> _Page_:
:::
Creative Decisions Inspired by Data

Creative Decisions Inspired By Data-2400x1256Illustration by Sharon Romang

This article was originally published @ Smartly.io Blog

Performance marketers live and breathe data and often base their decisions on campaign performance. Yet, creative teams are often left to rely on imagination and product information to create campaign assets. How can advertisers bring data and creative one step closer and craft ads that are not only imaginative, but effective, too? Learn how our creative team uses actionable insights to design beautiful digital advertising.

Delivering Data With the Creative Brief

Before we jump into interpreting data, let’s stop and dissect how marketers can deliver data to the creative team through thorough briefing. If you’re a creative, chances are that, at some point of your career, you’ve been briefed with vague one liners like “Let’s just wow them!” or “Make this look pretty.” While they may sound like directional advice, these do not a creative brief make.

After almost a decade in the creative industry, I dare to say that vague or non-descriptive briefing is the most common culprit to unsuccessful campaigns. If the creative team is not briefed properly, the result rarely hits the nail on its head – at worst the project can become a complete waste of resources.

The goal of a creative brief is to set the strategic groundwork before moving to creative ideation and concepting, preferably through data. The brief should communicate who the audience is, business challenges, desired outcomes, as well as creative guidelines. This information is paramount for the creative team to design content that serves the correct purpose. The clearer the creative brief, the better the campaign.
:::
> _Records provided_:

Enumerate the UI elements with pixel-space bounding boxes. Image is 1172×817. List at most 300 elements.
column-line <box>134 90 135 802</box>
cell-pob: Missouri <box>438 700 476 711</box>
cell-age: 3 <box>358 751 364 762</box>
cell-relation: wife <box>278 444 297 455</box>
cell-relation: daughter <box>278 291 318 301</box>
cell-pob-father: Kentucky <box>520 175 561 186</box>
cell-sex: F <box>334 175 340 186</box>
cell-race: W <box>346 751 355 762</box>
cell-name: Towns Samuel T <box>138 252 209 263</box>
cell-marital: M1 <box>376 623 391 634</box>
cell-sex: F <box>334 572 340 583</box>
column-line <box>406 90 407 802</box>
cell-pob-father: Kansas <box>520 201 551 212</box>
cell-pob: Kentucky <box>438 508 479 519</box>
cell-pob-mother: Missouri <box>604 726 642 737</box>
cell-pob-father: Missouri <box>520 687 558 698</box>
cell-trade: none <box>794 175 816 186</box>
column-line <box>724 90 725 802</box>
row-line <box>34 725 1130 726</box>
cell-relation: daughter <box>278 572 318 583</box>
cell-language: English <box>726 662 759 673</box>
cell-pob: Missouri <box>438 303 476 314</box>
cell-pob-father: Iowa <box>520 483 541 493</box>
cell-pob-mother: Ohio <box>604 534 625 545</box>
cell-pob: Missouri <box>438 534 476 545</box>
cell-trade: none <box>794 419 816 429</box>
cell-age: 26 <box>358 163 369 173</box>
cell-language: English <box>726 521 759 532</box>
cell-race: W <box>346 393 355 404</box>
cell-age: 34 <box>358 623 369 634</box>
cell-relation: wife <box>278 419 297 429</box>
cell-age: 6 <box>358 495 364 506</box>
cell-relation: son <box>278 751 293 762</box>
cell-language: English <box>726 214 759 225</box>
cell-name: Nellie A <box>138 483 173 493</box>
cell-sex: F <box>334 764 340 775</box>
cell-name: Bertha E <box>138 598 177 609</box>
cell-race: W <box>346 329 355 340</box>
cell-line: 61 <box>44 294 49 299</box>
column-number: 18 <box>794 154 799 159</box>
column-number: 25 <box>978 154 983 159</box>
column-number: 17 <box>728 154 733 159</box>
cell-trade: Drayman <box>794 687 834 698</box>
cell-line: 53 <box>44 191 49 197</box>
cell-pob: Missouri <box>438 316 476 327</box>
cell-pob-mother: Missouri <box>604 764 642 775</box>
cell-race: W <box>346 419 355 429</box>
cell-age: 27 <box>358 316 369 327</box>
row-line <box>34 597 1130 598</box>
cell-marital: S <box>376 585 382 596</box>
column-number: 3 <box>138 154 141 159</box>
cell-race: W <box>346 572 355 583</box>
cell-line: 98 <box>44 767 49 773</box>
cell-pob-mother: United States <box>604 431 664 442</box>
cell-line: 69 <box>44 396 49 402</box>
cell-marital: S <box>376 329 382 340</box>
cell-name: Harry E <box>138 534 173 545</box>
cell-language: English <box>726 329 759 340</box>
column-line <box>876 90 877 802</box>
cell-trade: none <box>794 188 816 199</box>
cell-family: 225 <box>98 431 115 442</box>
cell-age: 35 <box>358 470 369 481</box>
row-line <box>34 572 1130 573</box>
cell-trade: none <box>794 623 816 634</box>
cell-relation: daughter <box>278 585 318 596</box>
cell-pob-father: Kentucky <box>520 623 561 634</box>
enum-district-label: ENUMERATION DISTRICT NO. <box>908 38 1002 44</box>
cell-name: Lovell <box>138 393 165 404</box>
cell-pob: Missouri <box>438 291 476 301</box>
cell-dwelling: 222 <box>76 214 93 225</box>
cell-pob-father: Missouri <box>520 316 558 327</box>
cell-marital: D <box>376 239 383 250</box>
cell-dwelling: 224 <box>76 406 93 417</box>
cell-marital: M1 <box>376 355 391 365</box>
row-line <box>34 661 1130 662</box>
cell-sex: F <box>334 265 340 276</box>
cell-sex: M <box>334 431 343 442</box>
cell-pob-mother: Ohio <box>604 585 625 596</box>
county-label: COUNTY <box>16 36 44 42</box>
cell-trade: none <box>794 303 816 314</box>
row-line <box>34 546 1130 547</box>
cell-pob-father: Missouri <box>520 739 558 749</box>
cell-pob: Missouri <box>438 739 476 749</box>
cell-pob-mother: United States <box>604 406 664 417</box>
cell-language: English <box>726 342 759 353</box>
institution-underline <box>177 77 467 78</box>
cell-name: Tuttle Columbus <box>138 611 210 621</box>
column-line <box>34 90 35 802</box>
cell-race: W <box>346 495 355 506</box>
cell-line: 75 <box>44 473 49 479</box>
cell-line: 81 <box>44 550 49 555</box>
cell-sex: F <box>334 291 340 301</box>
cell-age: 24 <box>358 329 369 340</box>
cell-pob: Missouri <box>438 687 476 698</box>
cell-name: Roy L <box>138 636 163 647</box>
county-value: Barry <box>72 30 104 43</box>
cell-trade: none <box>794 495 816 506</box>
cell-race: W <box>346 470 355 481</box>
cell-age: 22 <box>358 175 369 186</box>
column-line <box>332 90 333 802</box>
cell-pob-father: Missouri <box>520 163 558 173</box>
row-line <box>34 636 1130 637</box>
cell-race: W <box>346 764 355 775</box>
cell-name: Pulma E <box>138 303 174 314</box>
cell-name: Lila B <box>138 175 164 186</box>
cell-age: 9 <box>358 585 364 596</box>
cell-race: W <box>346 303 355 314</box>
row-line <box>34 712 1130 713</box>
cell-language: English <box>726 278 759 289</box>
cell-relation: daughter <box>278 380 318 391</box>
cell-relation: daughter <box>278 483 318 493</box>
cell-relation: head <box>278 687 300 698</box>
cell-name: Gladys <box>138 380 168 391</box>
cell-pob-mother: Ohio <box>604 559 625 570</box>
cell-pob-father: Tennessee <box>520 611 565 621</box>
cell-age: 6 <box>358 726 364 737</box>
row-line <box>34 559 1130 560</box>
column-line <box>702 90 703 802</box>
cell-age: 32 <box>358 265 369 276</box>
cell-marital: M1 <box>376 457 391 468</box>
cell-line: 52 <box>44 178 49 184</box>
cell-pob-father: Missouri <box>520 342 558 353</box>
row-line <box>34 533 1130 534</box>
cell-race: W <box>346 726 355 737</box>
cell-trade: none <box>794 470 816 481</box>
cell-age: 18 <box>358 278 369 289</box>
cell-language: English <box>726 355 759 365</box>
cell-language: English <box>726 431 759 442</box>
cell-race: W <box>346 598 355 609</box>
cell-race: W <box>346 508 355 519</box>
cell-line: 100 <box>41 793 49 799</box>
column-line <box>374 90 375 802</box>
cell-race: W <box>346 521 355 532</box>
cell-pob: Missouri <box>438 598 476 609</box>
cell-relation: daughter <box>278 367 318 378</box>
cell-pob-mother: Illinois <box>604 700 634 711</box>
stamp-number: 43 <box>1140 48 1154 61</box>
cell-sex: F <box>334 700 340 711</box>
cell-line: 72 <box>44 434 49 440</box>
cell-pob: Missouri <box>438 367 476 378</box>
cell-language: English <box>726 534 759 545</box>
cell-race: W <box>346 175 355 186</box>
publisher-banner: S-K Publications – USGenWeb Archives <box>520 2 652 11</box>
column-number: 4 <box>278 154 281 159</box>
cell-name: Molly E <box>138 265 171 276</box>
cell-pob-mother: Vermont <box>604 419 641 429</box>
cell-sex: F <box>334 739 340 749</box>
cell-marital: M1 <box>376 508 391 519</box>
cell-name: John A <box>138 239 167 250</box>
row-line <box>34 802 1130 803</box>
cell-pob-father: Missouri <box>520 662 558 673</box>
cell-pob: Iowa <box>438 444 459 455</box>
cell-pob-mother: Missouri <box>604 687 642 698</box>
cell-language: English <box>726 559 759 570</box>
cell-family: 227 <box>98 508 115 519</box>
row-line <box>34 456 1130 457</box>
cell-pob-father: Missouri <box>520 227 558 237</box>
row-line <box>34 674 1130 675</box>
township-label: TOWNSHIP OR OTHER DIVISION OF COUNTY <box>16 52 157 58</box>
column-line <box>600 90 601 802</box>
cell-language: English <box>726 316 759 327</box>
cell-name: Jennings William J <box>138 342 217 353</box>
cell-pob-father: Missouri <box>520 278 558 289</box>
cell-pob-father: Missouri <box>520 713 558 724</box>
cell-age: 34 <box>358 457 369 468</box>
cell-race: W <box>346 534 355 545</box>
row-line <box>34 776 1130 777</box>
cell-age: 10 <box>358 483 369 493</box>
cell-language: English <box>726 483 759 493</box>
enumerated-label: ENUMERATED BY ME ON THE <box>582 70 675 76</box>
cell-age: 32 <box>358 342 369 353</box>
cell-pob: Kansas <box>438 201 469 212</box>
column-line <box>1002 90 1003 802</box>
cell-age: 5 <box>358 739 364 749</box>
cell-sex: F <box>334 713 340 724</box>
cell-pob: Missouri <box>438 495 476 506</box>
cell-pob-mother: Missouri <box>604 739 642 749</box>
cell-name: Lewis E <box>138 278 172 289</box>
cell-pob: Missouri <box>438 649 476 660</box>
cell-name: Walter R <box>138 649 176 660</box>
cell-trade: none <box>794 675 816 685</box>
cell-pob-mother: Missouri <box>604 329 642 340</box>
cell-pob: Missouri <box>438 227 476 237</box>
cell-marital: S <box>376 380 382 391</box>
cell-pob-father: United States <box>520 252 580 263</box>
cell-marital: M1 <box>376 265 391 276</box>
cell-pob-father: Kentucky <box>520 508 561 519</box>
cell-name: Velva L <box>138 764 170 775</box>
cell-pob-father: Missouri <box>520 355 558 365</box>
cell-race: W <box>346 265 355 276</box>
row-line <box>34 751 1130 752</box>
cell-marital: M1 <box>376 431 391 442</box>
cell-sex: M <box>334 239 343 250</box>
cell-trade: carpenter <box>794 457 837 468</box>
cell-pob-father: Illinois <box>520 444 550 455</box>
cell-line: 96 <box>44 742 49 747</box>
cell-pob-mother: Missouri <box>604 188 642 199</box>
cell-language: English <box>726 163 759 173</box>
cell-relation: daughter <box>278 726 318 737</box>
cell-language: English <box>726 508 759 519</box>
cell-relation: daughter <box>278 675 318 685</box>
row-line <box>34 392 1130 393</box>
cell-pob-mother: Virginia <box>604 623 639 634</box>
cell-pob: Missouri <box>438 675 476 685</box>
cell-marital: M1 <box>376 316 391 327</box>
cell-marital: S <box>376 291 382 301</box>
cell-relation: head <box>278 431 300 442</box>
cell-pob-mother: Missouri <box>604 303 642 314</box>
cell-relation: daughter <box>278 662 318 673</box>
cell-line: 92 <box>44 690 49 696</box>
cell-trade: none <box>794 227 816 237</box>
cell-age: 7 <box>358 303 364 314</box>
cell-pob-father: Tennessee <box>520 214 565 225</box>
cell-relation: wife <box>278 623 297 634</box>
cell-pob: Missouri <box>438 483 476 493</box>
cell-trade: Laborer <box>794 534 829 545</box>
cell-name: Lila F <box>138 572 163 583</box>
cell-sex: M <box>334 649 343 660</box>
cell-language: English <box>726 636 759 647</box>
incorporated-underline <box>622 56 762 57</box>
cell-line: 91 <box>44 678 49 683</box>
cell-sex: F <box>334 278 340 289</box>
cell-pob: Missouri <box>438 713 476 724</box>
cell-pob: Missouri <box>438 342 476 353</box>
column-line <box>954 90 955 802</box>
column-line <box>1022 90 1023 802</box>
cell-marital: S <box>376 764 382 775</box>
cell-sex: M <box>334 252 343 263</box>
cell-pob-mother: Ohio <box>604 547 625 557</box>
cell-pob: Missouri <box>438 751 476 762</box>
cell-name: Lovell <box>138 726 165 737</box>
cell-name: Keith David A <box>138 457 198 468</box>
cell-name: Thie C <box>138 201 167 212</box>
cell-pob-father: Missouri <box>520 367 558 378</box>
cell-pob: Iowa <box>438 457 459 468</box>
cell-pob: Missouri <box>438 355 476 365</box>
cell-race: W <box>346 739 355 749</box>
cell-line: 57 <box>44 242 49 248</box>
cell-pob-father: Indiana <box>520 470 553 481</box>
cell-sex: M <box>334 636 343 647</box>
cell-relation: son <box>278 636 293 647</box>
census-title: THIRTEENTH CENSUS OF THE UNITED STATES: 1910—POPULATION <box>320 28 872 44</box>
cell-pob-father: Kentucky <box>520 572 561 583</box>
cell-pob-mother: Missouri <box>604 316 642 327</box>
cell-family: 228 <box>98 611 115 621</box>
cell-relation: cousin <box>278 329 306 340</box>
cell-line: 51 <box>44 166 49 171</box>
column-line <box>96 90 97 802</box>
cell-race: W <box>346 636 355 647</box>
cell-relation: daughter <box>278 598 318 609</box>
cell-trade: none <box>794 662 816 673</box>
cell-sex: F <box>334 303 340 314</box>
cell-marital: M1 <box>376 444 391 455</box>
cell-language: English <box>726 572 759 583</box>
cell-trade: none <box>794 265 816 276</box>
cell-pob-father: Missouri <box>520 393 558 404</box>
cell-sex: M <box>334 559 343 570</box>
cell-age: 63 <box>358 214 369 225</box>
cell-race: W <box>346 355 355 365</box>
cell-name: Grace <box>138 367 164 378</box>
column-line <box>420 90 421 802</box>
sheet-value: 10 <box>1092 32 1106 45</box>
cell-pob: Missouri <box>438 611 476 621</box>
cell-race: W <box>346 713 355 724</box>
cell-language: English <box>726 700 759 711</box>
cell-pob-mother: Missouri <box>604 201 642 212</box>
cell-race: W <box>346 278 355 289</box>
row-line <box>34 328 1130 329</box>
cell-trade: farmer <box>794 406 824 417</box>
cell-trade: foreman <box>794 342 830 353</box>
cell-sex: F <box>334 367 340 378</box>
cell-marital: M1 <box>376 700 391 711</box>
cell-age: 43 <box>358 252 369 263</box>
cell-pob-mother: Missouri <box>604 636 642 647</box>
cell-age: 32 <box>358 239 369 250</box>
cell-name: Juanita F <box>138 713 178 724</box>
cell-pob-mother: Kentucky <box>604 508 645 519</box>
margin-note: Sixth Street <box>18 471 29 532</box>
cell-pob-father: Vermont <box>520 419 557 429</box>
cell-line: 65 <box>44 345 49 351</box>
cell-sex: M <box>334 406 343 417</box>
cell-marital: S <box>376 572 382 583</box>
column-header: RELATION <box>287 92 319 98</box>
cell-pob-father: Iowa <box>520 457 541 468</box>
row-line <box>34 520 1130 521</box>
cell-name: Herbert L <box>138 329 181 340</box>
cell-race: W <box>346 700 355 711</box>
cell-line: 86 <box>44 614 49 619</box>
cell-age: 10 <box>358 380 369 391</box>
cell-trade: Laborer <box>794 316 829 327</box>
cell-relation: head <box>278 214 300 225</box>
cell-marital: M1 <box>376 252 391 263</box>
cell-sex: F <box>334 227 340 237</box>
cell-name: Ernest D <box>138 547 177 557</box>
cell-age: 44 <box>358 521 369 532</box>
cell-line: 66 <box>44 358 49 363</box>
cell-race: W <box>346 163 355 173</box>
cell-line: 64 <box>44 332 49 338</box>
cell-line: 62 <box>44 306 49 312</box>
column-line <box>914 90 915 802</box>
:::
> _Tasks_:
A) In the article on data-inspired creative decisions, what does the author call the most common culprit behind unsuccessful campaigns?
B) From the article on data-inspired creative decisions, reproduce the passage from "Before we jump" up to and including "creative brief make.".

> _Responses per task_:
A) Vague or non-descriptive briefing.

B)
Before we jump into interpreting data, let’s stop and dissect how marketers can deliver data to the creative team through thorough briefing. If you’re a creative, chances are that, at some point of your career, you’ve been briefed with vague one liners like “Let’s just wow them!” or “Make this look pretty.” While they may sound like directional advice, these do not a creative brief make.